--- Records provided ---

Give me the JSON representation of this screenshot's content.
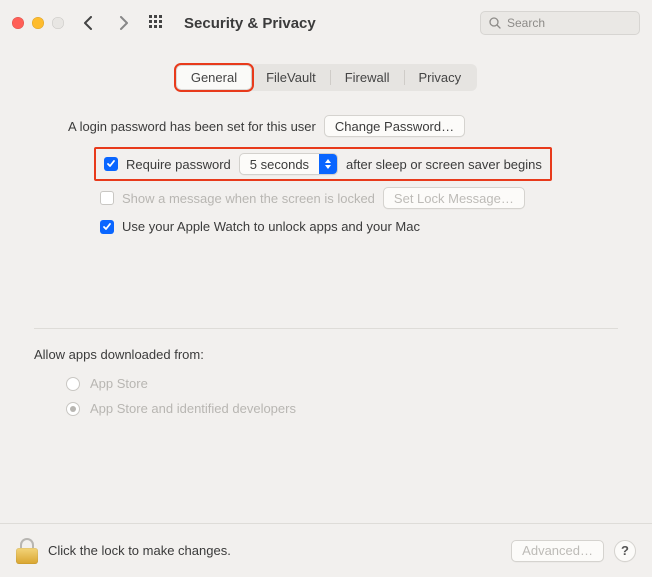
{
  "window": {
    "title": "Security & Privacy"
  },
  "search": {
    "placeholder": "Search"
  },
  "tabs": [
    {
      "label": "General",
      "selected": true,
      "highlighted": true
    },
    {
      "label": "FileVault",
      "selected": false
    },
    {
      "label": "Firewall",
      "selected": false
    },
    {
      "label": "Privacy",
      "selected": false
    }
  ],
  "login": {
    "text": "A login password has been set for this user",
    "change_btn": "Change Password…"
  },
  "require_pw": {
    "pre": "Require password",
    "select_value": "5 seconds",
    "post": "after sleep or screen saver begins",
    "checked": true,
    "highlighted": true
  },
  "lock_msg": {
    "label": "Show a message when the screen is locked",
    "btn": "Set Lock Message…",
    "checked": false,
    "enabled": false
  },
  "watch": {
    "label": "Use your Apple Watch to unlock apps and your Mac",
    "checked": true
  },
  "downloads": {
    "title": "Allow apps downloaded from:",
    "options": [
      {
        "label": "App Store",
        "selected": false
      },
      {
        "label": "App Store and identified developers",
        "selected": true
      }
    ],
    "enabled": false
  },
  "footer": {
    "lock_text": "Click the lock to make changes.",
    "advanced_btn": "Advanced…",
    "help": "?"
  },
  "colors": {
    "accent": "#0a66ff",
    "highlight": "#e83a1b"
  }
}
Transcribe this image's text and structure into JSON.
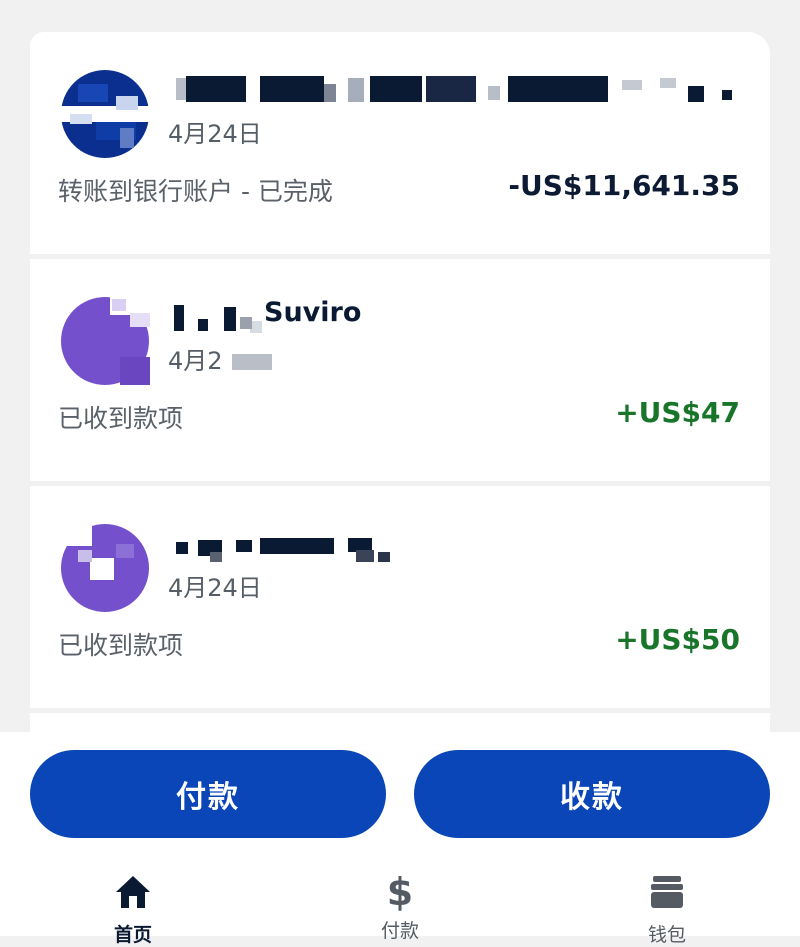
{
  "transactions": [
    {
      "date": "4月24日",
      "description": "转账到银行账户 - 已完成",
      "amount": "-US$11,641.35",
      "avatar": "blue pixelated avatar"
    },
    {
      "name_visible": "Suviro",
      "date": "4月2",
      "description": "已收到款项",
      "amount": "+US$47",
      "avatar": "purple avatar"
    },
    {
      "date": "4月24日",
      "description": "已收到款项",
      "amount": "+US$50",
      "avatar": "purple avatar"
    }
  ],
  "actions": {
    "pay_label": "付款",
    "receive_label": "收款"
  },
  "tabbar": {
    "items": [
      {
        "label": "首页",
        "icon": "home-icon"
      },
      {
        "label": "付款",
        "icon": "dollar-icon"
      },
      {
        "label": "钱包",
        "icon": "wallet-icon"
      }
    ]
  },
  "colors": {
    "primary": "#0a46b8",
    "positive": "#19752a",
    "negative": "#0c1a33",
    "purple_avatar": "#7550cc",
    "blue_avatar": "#0b2f8f"
  }
}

---

Please copy the lines above, starting at the one that holds "Transcribe this image's" and stopping after the last line, exactly as they appear and minus the pictures.

Transcribe this image's text and structure into JSON.
{
  "transactions": [
    {
      "date": "4月24日",
      "description": "转账到银行账户 - 已完成",
      "amount": "-US$11,641.35",
      "avatar": "blue pixelated avatar"
    },
    {
      "name_visible": "Suviro",
      "date": "4月2",
      "description": "已收到款项",
      "amount": "+US$47",
      "avatar": "purple avatar"
    },
    {
      "date": "4月24日",
      "description": "已收到款项",
      "amount": "+US$50",
      "avatar": "purple avatar"
    }
  ],
  "actions": {
    "pay_label": "付款",
    "receive_label": "收款"
  },
  "tabbar": {
    "items": [
      {
        "label": "首页",
        "icon": "home-icon"
      },
      {
        "label": "付款",
        "icon": "dollar-icon"
      },
      {
        "label": "钱包",
        "icon": "wallet-icon"
      }
    ]
  },
  "colors": {
    "primary": "#0a46b8",
    "positive": "#19752a",
    "negative": "#0c1a33",
    "purple_avatar": "#7550cc",
    "blue_avatar": "#0b2f8f"
  }
}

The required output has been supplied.